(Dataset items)

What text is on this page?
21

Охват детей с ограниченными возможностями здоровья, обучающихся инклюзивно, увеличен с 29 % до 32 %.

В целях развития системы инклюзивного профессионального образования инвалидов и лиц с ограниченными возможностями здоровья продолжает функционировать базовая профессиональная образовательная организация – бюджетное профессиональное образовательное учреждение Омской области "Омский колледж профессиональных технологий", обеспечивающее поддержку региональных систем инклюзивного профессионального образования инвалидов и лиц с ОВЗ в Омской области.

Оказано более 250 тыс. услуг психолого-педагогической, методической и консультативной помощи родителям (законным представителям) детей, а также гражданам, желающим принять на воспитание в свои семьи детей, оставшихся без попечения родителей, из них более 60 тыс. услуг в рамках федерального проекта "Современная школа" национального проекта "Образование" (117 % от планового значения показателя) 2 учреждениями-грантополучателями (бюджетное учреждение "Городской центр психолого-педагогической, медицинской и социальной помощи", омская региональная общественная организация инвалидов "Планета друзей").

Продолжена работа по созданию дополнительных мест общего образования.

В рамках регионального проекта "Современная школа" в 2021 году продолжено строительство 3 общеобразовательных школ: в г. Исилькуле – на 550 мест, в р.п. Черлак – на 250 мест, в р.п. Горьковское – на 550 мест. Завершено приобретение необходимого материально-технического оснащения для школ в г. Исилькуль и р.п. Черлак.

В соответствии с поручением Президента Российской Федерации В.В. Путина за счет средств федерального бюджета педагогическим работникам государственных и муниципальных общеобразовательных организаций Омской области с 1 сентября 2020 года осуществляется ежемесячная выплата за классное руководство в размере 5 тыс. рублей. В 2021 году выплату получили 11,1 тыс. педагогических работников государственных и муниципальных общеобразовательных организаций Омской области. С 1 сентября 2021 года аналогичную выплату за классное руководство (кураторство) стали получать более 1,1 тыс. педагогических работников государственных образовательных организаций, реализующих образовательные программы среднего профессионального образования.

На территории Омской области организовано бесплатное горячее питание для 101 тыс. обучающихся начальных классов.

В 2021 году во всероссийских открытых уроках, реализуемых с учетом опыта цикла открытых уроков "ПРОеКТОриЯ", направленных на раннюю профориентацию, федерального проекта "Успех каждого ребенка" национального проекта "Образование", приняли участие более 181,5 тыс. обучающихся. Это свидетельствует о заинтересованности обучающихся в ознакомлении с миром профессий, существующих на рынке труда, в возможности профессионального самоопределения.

REQUIRED WORK
Output each record precisely as given.

EXERCISE SOLUTION
What text is on this page?
21

Охват детей с ограниченными возможностями здоровья, обучающихся инклюзивно, увеличен с 29 % до 32 %.

В целях развития системы инклюзивного профессионального образования инвалидов и лиц с ограниченными возможностями здоровья продолжает функционировать базовая профессиональная образовательная организация – бюджетное профессиональное образовательное учреждение Омской области "Омский колледж профессиональных технологий", обеспечивающее поддержку региональных систем инклюзивного профессионального образования инвалидов и лиц с ОВЗ в Омской области.

Оказано более 250 тыс. услуг психолого-педагогической, методической и консультативной помощи родителям (законным представителям) детей, а также гражданам, желающим принять на воспитание в свои семьи детей, оставшихся без попечения родителей, из них более 60 тыс. услуг в рамках федерального проекта "Современная школа" национального проекта "Образование" (117 % от планового значения показателя) 2 учреждениями-грантополучателями (бюджетное учреждение "Городской центр психолого-педагогической, медицинской и социальной помощи", омская региональная общественная организация инвалидов "Планета друзей").

Продолжена работа по созданию дополнительных мест общего образования.

В рамках регионального проекта "Современная школа" в 2021 году продолжено строительство 3 общеобразовательных школ: в г. Исилькуле – на 550 мест, в р.п. Черлак – на 250 мест, в р.п. Горьковское – на 550 мест. Завершено приобретение необходимого материально-технического оснащения для школ в г. Исилькуль и р.п. Черлак.

В соответствии с поручением Президента Российской Федерации В.В. Путина за счет средств федерального бюджета педагогическим работникам государственных и муниципальных общеобразовательных организаций Омской области с 1 сентября 2020 года осуществляется ежемесячная выплата за классное руководство в размере 5 тыс. рублей. В 2021 году выплату получили 11,1 тыс. педагогических работников государственных и муниципальных общеобразовательных организаций Омской области. С 1 сентября 2021 года аналогичную выплату за классное руководство (кураторство) стали получать более 1,1 тыс. педагогических работников государственных образовательных организаций, реализующих образовательные программы среднего профессионального образования.

На территории Омской области организовано бесплатное горячее питание для 101 тыс. обучающихся начальных классов.

В 2021 году во всероссийских открытых уроках, реализуемых с учетом опыта цикла открытых уроков "ПРОеКТОриЯ", направленных на раннюю профориентацию, федерального проекта "Успех каждого ребенка" национального проекта "Образование", приняли участие более 181,5 тыс. обучающихся. Это свидетельствует о заинтересованности обучающихся в ознакомлении с миром профессий, существующих на рынке труда, в возможности профессионального самоопределения.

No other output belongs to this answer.